**What you have to do**:
Output the entries word for word. Omit images.

===== Provided information =====

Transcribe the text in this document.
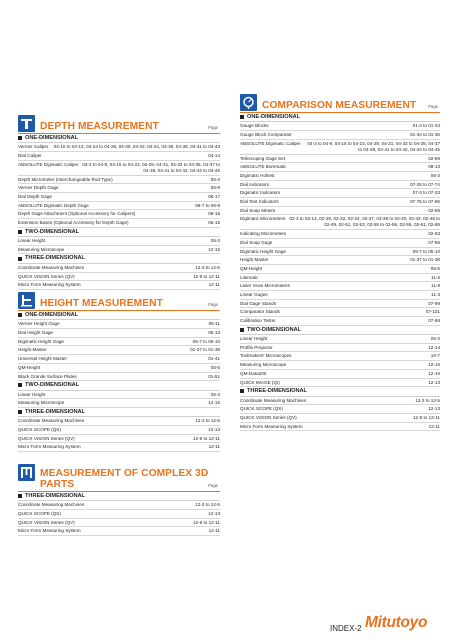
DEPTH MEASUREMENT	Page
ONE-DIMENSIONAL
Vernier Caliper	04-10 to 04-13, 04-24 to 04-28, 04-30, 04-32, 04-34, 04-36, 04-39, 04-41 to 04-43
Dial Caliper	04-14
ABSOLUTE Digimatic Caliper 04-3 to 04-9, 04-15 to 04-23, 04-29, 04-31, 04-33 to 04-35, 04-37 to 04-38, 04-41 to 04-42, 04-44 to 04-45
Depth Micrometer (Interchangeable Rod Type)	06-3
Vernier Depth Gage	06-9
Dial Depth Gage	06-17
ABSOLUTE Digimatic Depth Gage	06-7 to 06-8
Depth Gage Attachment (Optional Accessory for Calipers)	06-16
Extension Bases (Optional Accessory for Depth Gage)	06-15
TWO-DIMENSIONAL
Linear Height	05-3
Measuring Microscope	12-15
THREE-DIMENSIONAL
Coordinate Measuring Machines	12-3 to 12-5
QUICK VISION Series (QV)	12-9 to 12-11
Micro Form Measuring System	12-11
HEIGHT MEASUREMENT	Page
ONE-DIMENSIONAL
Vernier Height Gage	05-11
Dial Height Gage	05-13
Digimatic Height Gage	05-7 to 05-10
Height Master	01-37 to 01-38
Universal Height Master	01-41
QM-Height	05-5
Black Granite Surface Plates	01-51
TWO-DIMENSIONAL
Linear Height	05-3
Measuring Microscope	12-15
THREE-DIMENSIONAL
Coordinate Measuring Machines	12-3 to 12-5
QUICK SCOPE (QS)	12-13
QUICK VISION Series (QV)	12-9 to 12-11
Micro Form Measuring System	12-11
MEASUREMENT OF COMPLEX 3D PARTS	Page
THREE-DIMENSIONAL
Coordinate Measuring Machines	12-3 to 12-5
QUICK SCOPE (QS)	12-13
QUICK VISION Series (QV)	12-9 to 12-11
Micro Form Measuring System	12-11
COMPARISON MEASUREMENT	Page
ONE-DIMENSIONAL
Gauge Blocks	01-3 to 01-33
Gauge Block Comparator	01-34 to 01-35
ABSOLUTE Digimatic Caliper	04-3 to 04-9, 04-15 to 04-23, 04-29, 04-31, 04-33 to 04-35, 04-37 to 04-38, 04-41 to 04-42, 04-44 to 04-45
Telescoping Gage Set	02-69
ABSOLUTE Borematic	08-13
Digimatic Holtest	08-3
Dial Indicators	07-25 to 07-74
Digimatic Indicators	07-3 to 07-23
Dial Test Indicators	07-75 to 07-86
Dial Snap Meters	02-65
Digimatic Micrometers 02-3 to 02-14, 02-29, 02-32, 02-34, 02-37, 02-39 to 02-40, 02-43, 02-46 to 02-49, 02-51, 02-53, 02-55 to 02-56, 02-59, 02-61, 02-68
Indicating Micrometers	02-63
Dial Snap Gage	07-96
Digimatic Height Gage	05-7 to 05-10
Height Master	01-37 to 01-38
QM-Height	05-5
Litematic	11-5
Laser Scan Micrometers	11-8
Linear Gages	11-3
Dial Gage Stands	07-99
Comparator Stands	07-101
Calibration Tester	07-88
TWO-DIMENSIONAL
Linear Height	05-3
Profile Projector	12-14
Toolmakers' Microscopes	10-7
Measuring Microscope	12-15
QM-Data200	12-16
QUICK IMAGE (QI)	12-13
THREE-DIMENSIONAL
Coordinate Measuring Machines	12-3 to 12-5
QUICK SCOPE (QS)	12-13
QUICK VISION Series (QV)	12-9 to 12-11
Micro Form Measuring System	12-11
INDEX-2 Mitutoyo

=====

**Task solution**:
Transcribe the text in this document.
DEPTH MEASUREMENT	Page
ONE-DIMENSIONAL
Vernier Caliper	04-10 to 04-13, 04-24 to 04-28, 04-30, 04-32, 04-34, 04-36, 04-39, 04-41 to 04-43
Dial Caliper	04-14
ABSOLUTE Digimatic Caliper 04-3 to 04-9, 04-15 to 04-23, 04-29, 04-31, 04-33 to 04-35, 04-37 to 04-38, 04-41 to 04-42, 04-44 to 04-45
Depth Micrometer (Interchangeable Rod Type)	06-3
Vernier Depth Gage	06-9
Dial Depth Gage	06-17
ABSOLUTE Digimatic Depth Gage	06-7 to 06-8
Depth Gage Attachment (Optional Accessory for Calipers)	06-16
Extension Bases (Optional Accessory for Depth Gage)	06-15
TWO-DIMENSIONAL
Linear Height	05-3
Measuring Microscope	12-15
THREE-DIMENSIONAL
Coordinate Measuring Machines	12-3 to 12-5
QUICK VISION Series (QV)	12-9 to 12-11
Micro Form Measuring System	12-11
HEIGHT MEASUREMENT	Page
ONE-DIMENSIONAL
Vernier Height Gage	05-11
Dial Height Gage	05-13
Digimatic Height Gage	05-7 to 05-10
Height Master	01-37 to 01-38
Universal Height Master	01-41
QM-Height	05-5
Black Granite Surface Plates	01-51
TWO-DIMENSIONAL
Linear Height	05-3
Measuring Microscope	12-15
THREE-DIMENSIONAL
Coordinate Measuring Machines	12-3 to 12-5
QUICK SCOPE (QS)	12-13
QUICK VISION Series (QV)	12-9 to 12-11
Micro Form Measuring System	12-11
MEASUREMENT OF COMPLEX 3D PARTS	Page
THREE-DIMENSIONAL
Coordinate Measuring Machines	12-3 to 12-5
QUICK SCOPE (QS)	12-13
QUICK VISION Series (QV)	12-9 to 12-11
Micro Form Measuring System	12-11
COMPARISON MEASUREMENT	Page
ONE-DIMENSIONAL
Gauge Blocks	01-3 to 01-33
Gauge Block Comparator	01-34 to 01-35
ABSOLUTE Digimatic Caliper	04-3 to 04-9, 04-15 to 04-23, 04-29, 04-31, 04-33 to 04-35, 04-37 to 04-38, 04-41 to 04-42, 04-44 to 04-45
Telescoping Gage Set	02-69
ABSOLUTE Borematic	08-13
Digimatic Holtest	08-3
Dial Indicators	07-25 to 07-74
Digimatic Indicators	07-3 to 07-23
Dial Test Indicators	07-75 to 07-86
Dial Snap Meters	02-65
Digimatic Micrometers 02-3 to 02-14, 02-29, 02-32, 02-34, 02-37, 02-39 to 02-40, 02-43, 02-46 to 02-49, 02-51, 02-53, 02-55 to 02-56, 02-59, 02-61, 02-68
Indicating Micrometers	02-63
Dial Snap Gage	07-96
Digimatic Height Gage	05-7 to 05-10
Height Master	01-37 to 01-38
QM-Height	05-5
Litematic	11-5
Laser Scan Micrometers	11-8
Linear Gages	11-3
Dial Gage Stands	07-99
Comparator Stands	07-101
Calibration Tester	07-88
TWO-DIMENSIONAL
Linear Height	05-3
Profile Projector	12-14
Toolmakers' Microscopes	10-7
Measuring Microscope	12-15
QM-Data200	12-16
QUICK IMAGE (QI)	12-13
THREE-DIMENSIONAL
Coordinate Measuring Machines	12-3 to 12-5
QUICK SCOPE (QS)	12-13
QUICK VISION Series (QV)	12-9 to 12-11
Micro Form Measuring System	12-11
INDEX-2 Mitutoyo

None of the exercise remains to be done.